EXERCISE: Return each line that holds the word "Envío".

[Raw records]

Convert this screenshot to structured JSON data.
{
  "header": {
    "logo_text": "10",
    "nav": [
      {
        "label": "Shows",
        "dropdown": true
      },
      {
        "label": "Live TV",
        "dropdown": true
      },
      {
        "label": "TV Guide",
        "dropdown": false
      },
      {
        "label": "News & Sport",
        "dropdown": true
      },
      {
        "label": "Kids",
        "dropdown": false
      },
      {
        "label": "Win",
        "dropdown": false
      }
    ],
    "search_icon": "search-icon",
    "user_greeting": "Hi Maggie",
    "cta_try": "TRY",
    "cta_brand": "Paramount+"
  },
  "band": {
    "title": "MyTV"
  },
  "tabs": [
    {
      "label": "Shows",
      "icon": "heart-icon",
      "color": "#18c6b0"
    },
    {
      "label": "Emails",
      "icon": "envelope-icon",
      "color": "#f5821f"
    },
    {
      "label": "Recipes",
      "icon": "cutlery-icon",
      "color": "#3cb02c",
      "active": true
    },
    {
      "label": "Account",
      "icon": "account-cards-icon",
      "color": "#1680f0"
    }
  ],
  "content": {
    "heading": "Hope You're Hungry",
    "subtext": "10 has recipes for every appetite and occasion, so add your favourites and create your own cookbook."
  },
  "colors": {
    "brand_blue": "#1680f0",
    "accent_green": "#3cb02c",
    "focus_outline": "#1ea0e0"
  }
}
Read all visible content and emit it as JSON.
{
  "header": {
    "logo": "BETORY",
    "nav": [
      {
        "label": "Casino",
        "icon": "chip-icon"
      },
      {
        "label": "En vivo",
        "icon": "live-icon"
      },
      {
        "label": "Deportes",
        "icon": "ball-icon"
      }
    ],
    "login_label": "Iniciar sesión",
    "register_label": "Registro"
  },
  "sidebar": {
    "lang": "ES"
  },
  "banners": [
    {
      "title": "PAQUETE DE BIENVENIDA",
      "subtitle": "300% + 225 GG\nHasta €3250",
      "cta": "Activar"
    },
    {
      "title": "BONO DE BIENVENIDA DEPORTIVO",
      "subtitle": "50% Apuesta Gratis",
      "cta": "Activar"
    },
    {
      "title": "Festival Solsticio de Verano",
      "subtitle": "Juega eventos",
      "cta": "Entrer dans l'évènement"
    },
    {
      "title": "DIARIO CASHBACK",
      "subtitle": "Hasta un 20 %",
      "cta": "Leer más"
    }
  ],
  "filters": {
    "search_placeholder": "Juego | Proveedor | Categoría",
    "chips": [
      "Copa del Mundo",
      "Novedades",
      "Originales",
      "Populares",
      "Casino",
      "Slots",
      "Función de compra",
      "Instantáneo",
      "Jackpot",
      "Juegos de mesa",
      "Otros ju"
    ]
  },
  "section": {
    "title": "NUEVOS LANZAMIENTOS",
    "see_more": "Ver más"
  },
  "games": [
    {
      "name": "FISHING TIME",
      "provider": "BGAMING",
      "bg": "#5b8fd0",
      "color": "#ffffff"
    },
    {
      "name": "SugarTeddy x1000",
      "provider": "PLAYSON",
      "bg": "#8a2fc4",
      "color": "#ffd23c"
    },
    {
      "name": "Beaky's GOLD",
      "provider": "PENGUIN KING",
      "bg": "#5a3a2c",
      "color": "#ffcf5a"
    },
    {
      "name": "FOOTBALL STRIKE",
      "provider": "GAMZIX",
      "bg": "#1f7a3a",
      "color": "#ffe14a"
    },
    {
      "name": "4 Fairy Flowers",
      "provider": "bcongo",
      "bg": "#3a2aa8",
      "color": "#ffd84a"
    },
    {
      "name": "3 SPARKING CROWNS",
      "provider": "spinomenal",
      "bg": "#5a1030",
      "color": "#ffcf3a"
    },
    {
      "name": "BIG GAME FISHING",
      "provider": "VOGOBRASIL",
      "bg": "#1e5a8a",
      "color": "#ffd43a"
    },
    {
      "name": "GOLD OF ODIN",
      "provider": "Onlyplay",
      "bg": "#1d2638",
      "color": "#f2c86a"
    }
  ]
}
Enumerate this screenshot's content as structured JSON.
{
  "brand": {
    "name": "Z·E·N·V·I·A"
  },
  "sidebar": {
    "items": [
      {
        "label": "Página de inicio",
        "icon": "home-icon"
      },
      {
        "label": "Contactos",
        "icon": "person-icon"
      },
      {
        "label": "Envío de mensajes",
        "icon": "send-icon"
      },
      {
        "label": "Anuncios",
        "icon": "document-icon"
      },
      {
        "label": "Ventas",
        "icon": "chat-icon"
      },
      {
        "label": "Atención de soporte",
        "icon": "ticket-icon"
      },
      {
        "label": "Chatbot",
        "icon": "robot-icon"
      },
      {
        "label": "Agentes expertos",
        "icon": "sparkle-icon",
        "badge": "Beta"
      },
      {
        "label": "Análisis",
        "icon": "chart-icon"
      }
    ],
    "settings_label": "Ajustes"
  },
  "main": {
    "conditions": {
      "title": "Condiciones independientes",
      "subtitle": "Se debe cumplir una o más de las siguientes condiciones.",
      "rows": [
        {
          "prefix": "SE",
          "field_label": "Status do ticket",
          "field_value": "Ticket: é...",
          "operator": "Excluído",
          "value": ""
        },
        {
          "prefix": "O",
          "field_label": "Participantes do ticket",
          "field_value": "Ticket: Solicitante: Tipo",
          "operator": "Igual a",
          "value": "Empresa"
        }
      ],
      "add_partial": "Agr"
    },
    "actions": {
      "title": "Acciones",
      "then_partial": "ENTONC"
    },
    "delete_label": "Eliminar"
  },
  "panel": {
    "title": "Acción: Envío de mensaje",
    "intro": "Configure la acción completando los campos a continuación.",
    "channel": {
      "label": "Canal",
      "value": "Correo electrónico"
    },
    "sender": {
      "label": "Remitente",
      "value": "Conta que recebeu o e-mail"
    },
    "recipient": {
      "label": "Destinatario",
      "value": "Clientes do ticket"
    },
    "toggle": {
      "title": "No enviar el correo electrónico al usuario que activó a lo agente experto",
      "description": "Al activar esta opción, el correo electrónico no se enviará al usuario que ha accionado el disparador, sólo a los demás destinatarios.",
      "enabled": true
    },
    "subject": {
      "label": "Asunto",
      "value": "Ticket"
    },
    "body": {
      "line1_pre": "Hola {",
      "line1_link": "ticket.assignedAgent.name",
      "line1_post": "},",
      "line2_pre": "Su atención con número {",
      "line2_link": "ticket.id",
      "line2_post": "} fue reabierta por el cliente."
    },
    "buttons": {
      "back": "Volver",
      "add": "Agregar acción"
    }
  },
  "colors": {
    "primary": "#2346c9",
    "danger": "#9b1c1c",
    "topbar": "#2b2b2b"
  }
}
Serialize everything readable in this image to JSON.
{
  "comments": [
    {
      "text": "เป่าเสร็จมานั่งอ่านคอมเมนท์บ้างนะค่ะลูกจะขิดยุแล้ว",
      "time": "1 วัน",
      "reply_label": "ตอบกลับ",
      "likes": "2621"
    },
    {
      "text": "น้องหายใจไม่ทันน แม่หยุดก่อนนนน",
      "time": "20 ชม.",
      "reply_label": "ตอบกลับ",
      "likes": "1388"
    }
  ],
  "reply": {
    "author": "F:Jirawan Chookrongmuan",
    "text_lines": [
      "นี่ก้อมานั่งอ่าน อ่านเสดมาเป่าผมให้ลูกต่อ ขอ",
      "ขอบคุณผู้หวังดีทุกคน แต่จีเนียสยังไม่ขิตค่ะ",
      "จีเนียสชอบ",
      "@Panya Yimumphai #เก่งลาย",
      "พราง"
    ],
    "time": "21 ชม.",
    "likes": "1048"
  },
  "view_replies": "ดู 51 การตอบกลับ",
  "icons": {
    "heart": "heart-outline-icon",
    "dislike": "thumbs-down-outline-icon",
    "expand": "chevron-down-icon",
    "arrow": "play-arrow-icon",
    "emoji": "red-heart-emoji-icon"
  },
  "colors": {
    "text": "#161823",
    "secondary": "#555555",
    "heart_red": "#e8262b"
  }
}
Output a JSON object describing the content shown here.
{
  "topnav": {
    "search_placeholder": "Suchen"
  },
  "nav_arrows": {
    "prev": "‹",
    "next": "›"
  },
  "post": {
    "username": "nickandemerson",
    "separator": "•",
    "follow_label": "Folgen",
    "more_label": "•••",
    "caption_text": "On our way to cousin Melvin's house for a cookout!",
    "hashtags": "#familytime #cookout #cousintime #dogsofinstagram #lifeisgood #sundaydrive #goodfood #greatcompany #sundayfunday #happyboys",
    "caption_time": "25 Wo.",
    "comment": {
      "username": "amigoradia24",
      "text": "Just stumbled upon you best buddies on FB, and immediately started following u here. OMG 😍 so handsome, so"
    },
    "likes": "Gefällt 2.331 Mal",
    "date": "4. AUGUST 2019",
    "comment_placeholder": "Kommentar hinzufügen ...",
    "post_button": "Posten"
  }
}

ANSWER TO THE PROBLEM:
        "label": "Envío de mensajes",
    "title": "Acción: Envío de mensaje",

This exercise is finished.